'''
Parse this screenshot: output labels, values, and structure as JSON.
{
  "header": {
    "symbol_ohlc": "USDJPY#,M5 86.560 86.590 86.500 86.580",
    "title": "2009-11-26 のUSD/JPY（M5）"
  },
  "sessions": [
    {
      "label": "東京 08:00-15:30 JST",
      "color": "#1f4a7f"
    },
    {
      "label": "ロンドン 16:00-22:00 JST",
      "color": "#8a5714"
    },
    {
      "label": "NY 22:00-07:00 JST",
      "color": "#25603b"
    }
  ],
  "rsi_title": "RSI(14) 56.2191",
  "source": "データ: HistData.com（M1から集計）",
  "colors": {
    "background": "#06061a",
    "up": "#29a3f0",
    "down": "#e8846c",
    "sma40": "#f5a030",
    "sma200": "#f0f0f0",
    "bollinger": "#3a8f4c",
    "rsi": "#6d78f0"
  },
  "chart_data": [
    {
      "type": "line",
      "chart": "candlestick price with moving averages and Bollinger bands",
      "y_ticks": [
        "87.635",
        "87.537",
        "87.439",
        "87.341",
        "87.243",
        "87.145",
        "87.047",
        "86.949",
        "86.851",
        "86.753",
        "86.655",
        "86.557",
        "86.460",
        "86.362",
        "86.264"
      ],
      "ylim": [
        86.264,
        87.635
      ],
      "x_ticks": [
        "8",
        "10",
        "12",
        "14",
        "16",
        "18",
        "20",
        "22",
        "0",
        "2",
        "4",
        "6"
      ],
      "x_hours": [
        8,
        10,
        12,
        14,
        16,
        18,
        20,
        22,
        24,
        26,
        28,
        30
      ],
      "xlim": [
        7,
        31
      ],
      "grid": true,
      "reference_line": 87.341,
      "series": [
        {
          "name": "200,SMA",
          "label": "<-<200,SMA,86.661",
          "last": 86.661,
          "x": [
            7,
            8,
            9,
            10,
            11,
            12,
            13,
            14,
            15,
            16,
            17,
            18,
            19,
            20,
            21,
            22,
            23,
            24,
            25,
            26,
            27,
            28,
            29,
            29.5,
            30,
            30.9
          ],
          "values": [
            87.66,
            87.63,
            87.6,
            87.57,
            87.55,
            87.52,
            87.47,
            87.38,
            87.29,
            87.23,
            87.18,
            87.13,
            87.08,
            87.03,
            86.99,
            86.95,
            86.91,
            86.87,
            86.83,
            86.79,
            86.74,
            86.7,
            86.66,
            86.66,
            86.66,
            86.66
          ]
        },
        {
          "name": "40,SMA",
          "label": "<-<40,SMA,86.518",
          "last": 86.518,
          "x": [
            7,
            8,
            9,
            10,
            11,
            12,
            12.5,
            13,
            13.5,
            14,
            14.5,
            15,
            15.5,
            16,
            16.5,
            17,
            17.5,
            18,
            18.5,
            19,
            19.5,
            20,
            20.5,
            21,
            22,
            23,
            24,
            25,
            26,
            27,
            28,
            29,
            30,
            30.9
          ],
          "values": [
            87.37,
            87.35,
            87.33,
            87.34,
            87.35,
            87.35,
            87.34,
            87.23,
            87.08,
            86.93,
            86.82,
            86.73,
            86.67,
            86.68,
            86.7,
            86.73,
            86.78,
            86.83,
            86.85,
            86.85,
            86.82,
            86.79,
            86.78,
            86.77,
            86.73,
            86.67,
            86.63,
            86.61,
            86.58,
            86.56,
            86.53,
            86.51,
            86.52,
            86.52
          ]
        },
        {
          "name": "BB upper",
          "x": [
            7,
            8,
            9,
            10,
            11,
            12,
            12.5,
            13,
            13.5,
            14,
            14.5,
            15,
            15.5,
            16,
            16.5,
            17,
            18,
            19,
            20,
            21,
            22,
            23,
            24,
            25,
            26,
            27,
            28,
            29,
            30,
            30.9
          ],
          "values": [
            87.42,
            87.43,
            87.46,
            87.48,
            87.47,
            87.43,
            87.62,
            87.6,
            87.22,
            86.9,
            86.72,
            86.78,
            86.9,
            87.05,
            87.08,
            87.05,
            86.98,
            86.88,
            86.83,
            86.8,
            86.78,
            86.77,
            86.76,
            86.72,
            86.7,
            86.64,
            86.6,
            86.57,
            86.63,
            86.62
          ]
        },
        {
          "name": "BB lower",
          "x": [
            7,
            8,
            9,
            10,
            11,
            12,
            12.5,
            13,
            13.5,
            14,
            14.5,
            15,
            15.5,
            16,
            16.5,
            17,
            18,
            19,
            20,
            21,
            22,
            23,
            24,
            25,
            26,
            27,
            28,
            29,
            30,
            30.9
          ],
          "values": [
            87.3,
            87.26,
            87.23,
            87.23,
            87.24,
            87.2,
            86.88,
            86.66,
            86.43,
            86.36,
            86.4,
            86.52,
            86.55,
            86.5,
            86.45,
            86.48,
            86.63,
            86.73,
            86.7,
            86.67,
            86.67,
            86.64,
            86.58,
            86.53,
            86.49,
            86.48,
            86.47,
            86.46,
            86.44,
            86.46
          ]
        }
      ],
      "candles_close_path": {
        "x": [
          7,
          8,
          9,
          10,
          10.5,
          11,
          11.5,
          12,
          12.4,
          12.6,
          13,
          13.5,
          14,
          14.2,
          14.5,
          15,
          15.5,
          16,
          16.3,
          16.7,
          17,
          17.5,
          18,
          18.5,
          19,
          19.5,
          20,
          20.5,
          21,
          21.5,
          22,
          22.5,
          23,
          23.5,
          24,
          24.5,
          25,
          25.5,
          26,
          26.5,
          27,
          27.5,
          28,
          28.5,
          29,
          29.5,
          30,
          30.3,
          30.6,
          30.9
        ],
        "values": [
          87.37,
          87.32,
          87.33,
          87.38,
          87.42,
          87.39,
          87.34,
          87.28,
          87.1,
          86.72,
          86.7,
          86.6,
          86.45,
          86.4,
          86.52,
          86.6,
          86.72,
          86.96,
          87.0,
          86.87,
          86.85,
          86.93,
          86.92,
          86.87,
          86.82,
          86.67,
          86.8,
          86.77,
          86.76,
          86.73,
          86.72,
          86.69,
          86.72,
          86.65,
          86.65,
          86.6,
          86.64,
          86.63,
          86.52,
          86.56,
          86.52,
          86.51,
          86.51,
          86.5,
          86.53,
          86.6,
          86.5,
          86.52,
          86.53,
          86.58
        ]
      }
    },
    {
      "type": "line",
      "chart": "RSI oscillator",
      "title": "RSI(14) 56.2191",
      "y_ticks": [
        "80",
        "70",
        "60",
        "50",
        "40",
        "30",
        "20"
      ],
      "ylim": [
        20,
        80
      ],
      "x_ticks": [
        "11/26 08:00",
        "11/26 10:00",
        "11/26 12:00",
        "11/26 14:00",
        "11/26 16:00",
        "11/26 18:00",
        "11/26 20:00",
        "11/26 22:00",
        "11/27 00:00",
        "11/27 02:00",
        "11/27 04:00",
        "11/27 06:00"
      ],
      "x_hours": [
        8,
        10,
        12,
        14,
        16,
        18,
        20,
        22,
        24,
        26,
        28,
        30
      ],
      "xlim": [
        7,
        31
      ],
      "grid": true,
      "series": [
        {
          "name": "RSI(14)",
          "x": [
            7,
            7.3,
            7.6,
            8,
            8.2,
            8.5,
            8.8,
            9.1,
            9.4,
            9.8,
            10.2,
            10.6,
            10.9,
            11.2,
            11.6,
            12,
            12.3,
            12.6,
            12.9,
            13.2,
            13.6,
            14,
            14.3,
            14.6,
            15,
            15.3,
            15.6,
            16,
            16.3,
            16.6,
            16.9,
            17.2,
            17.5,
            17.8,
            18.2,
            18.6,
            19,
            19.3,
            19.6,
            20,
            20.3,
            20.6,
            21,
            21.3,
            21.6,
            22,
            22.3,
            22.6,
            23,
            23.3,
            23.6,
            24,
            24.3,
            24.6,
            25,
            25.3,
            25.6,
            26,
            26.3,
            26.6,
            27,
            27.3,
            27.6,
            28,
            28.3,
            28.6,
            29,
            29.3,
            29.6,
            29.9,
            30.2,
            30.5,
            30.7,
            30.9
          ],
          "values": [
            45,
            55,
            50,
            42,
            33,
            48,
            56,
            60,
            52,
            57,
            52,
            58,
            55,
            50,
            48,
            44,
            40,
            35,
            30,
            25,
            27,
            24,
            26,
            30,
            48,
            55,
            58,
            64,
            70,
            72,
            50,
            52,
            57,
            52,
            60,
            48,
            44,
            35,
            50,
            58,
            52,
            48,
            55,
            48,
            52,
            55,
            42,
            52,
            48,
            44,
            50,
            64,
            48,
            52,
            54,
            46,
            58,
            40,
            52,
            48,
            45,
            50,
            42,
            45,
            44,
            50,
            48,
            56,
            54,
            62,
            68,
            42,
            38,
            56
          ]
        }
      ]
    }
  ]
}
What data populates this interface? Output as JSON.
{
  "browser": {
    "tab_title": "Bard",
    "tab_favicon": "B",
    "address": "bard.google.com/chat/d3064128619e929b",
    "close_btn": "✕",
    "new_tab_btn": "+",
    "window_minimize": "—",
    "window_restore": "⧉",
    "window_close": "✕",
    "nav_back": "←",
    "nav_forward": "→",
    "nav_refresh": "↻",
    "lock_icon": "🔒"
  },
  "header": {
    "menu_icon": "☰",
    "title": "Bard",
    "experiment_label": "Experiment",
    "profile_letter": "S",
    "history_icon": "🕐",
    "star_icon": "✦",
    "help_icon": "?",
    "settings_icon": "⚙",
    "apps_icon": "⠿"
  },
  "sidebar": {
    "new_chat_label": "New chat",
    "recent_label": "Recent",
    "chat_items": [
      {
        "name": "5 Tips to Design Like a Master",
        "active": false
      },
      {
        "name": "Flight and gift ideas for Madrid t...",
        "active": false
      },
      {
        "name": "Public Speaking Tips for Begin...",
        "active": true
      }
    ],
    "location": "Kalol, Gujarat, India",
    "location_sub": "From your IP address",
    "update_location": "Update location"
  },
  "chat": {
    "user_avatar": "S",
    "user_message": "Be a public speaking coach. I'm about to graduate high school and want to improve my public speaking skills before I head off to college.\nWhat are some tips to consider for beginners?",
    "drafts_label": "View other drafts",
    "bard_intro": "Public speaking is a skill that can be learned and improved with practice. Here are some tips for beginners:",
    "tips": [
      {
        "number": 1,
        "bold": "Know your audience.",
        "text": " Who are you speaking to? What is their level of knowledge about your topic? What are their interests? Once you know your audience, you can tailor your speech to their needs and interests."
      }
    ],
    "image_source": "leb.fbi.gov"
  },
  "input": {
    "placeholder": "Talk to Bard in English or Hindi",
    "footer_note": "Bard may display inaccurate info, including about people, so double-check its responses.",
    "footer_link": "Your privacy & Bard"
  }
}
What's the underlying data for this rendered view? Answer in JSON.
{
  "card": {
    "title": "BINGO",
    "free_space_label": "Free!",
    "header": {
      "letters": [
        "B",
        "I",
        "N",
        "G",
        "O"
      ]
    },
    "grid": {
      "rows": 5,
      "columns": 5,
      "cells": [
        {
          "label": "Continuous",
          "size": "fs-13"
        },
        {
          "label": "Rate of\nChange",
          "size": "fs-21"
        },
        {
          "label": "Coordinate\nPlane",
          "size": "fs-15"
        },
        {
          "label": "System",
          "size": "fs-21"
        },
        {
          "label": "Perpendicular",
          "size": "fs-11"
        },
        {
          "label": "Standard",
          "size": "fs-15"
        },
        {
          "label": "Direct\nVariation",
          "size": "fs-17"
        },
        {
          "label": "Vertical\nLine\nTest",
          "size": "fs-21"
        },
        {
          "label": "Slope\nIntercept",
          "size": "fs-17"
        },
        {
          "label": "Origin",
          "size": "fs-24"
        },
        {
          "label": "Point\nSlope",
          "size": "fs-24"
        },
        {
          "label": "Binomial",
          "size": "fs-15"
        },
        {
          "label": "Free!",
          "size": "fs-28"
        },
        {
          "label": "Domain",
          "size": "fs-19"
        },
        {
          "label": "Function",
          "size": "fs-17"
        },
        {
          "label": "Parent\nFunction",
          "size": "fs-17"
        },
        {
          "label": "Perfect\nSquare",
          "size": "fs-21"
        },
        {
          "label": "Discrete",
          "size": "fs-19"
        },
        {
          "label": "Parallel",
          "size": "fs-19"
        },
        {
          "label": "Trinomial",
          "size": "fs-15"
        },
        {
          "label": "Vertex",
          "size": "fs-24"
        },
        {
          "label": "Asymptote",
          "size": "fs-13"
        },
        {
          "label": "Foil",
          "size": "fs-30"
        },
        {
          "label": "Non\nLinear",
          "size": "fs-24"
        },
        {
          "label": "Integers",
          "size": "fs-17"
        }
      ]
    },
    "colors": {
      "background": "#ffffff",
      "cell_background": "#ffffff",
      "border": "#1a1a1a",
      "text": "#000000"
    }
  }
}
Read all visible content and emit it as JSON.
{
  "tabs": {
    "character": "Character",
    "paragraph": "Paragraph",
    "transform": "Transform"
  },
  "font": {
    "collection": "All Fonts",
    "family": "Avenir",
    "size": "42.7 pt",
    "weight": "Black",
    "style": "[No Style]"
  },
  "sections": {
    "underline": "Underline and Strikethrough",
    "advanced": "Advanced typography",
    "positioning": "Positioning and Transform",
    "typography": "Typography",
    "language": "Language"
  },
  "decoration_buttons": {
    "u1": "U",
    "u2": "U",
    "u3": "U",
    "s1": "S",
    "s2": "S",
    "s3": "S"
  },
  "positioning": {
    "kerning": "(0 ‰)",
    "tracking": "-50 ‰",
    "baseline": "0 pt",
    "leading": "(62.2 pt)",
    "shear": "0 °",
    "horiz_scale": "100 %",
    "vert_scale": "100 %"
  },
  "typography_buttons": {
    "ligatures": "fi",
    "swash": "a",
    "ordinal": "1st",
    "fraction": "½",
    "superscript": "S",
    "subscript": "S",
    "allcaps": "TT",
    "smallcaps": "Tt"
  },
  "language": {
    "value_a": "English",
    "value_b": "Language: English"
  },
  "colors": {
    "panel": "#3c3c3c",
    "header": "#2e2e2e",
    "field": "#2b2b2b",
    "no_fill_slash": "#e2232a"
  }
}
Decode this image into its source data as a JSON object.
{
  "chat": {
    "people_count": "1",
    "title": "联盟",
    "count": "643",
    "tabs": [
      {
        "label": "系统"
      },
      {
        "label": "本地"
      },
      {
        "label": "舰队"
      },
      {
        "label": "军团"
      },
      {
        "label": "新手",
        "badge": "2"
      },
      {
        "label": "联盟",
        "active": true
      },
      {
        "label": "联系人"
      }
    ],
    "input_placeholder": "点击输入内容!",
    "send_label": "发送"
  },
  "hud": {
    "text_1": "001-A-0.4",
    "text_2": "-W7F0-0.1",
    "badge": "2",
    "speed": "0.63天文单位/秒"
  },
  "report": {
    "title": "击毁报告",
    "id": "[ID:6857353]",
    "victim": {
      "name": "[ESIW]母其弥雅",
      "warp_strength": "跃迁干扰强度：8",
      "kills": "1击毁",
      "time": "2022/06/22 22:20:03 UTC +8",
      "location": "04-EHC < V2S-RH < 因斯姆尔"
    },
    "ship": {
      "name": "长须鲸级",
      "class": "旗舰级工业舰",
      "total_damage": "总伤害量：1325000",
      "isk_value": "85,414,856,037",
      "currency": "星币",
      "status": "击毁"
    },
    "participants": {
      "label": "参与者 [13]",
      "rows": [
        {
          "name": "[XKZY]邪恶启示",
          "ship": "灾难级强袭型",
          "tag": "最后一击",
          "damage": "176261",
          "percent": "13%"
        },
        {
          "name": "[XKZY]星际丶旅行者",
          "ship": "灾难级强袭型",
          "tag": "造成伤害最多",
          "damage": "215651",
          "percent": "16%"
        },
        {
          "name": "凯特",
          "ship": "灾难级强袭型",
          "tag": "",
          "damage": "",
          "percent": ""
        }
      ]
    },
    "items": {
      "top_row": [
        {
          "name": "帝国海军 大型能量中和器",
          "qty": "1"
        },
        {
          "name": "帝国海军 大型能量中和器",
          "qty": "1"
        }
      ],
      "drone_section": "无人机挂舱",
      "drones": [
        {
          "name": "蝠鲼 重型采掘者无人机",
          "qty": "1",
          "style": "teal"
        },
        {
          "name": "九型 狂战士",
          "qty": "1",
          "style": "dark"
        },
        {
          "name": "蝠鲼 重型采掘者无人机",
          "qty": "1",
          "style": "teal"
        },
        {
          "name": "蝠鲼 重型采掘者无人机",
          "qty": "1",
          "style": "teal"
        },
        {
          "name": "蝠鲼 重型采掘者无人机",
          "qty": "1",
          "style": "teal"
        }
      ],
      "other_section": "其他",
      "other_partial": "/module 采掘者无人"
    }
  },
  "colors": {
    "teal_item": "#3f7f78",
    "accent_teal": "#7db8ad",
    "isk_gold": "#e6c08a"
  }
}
'''
Exercise goal >> The lines to collect are those holding the string "with"; copy them all.

Exercise result >>
      "chart": "candlestick price with moving averages and Bollinger bands",
    "bard_intro": "Public speaking is a skill that can be learned and improved with practice. Here are some tips for beginners:",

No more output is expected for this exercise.